DATA RECORDS:
## BEGIN
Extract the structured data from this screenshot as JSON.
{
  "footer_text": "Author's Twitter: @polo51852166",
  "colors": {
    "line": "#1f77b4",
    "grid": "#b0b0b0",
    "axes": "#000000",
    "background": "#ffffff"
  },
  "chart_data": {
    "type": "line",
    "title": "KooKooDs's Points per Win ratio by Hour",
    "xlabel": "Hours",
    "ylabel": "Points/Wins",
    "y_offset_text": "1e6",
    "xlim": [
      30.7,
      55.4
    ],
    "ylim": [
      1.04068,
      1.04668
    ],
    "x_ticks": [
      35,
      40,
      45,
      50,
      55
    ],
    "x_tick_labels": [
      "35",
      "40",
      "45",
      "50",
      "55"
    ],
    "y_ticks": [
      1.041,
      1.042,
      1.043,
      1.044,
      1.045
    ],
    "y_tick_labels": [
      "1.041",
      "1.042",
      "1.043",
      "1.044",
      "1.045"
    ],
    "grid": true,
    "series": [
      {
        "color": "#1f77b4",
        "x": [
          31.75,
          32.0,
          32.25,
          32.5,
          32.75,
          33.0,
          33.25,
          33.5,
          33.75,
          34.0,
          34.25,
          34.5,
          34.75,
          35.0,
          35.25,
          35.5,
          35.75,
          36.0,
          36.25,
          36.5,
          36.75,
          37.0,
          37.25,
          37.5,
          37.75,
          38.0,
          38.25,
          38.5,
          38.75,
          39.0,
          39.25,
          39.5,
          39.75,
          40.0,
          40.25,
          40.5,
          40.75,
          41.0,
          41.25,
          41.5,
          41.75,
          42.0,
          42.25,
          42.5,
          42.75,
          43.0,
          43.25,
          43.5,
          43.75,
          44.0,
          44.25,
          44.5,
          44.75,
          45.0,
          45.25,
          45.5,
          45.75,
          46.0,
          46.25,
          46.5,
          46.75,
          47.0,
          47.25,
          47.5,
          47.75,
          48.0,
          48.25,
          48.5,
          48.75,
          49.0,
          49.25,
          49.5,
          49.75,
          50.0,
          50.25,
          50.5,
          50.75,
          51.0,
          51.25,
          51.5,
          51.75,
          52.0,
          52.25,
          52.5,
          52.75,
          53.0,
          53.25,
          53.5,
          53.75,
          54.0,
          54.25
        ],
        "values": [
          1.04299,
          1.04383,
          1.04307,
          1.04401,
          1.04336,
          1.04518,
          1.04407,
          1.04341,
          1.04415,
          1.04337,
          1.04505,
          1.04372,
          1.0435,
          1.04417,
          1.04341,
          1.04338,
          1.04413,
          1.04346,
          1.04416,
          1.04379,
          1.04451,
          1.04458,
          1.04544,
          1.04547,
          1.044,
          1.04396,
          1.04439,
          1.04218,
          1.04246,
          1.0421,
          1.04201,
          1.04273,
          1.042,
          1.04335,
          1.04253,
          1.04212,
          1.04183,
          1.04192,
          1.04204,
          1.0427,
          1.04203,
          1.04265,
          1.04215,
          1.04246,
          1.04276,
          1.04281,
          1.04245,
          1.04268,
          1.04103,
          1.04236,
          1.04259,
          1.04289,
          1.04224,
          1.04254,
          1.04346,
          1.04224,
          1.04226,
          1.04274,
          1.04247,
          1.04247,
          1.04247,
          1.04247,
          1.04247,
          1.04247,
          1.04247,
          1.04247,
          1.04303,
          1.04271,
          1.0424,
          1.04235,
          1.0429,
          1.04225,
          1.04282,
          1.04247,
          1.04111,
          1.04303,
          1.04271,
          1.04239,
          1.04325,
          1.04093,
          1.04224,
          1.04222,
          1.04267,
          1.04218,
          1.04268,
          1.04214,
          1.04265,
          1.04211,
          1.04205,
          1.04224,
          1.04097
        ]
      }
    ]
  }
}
## END
THE EXERCISE: Retype all of the data shown above, word for word.

FINISHED ANSWER:
Extract the structured data from this screenshot as JSON.
{
  "footer_text": "Author's Twitter: @polo51852166",
  "colors": {
    "line": "#1f77b4",
    "grid": "#b0b0b0",
    "axes": "#000000",
    "background": "#ffffff"
  },
  "chart_data": {
    "type": "line",
    "title": "KooKooDs's Points per Win ratio by Hour",
    "xlabel": "Hours",
    "ylabel": "Points/Wins",
    "y_offset_text": "1e6",
    "xlim": [
      30.7,
      55.4
    ],
    "ylim": [
      1.04068,
      1.04668
    ],
    "x_ticks": [
      35,
      40,
      45,
      50,
      55
    ],
    "x_tick_labels": [
      "35",
      "40",
      "45",
      "50",
      "55"
    ],
    "y_ticks": [
      1.041,
      1.042,
      1.043,
      1.044,
      1.045
    ],
    "y_tick_labels": [
      "1.041",
      "1.042",
      "1.043",
      "1.044",
      "1.045"
    ],
    "grid": true,
    "series": [
      {
        "color": "#1f77b4",
        "x": [
          31.75,
          32.0,
          32.25,
          32.5,
          32.75,
          33.0,
          33.25,
          33.5,
          33.75,
          34.0,
          34.25,
          34.5,
          34.75,
          35.0,
          35.25,
          35.5,
          35.75,
          36.0,
          36.25,
          36.5,
          36.75,
          37.0,
          37.25,
          37.5,
          37.75,
          38.0,
          38.25,
          38.5,
          38.75,
          39.0,
          39.25,
          39.5,
          39.75,
          40.0,
          40.25,
          40.5,
          40.75,
          41.0,
          41.25,
          41.5,
          41.75,
          42.0,
          42.25,
          42.5,
          42.75,
          43.0,
          43.25,
          43.5,
          43.75,
          44.0,
          44.25,
          44.5,
          44.75,
          45.0,
          45.25,
          45.5,
          45.75,
          46.0,
          46.25,
          46.5,
          46.75,
          47.0,
          47.25,
          47.5,
          47.75,
          48.0,
          48.25,
          48.5,
          48.75,
          49.0,
          49.25,
          49.5,
          49.75,
          50.0,
          50.25,
          50.5,
          50.75,
          51.0,
          51.25,
          51.5,
          51.75,
          52.0,
          52.25,
          52.5,
          52.75,
          53.0,
          53.25,
          53.5,
          53.75,
          54.0,
          54.25
        ],
        "values": [
          1.04299,
          1.04383,
          1.04307,
          1.04401,
          1.04336,
          1.04518,
          1.04407,
          1.04341,
          1.04415,
          1.04337,
          1.04505,
          1.04372,
          1.0435,
          1.04417,
          1.04341,
          1.04338,
          1.04413,
          1.04346,
          1.04416,
          1.04379,
          1.04451,
          1.04458,
          1.04544,
          1.04547,
          1.044,
          1.04396,
          1.04439,
          1.04218,
          1.04246,
          1.0421,
          1.04201,
          1.04273,
          1.042,
          1.04335,
          1.04253,
          1.04212,
          1.04183,
          1.04192,
          1.04204,
          1.0427,
          1.04203,
          1.04265,
          1.04215,
          1.04246,
          1.04276,
          1.04281,
          1.04245,
          1.04268,
          1.04103,
          1.04236,
          1.04259,
          1.04289,
          1.04224,
          1.04254,
          1.04346,
          1.04224,
          1.04226,
          1.04274,
          1.04247,
          1.04247,
          1.04247,
          1.04247,
          1.04247,
          1.04247,
          1.04247,
          1.04247,
          1.04303,
          1.04271,
          1.0424,
          1.04235,
          1.0429,
          1.04225,
          1.04282,
          1.04247,
          1.04111,
          1.04303,
          1.04271,
          1.04239,
          1.04325,
          1.04093,
          1.04224,
          1.04222,
          1.04267,
          1.04218,
          1.04268,
          1.04214,
          1.04265,
          1.04211,
          1.04205,
          1.04224,
          1.04097
        ]
      }
    ]
  }
}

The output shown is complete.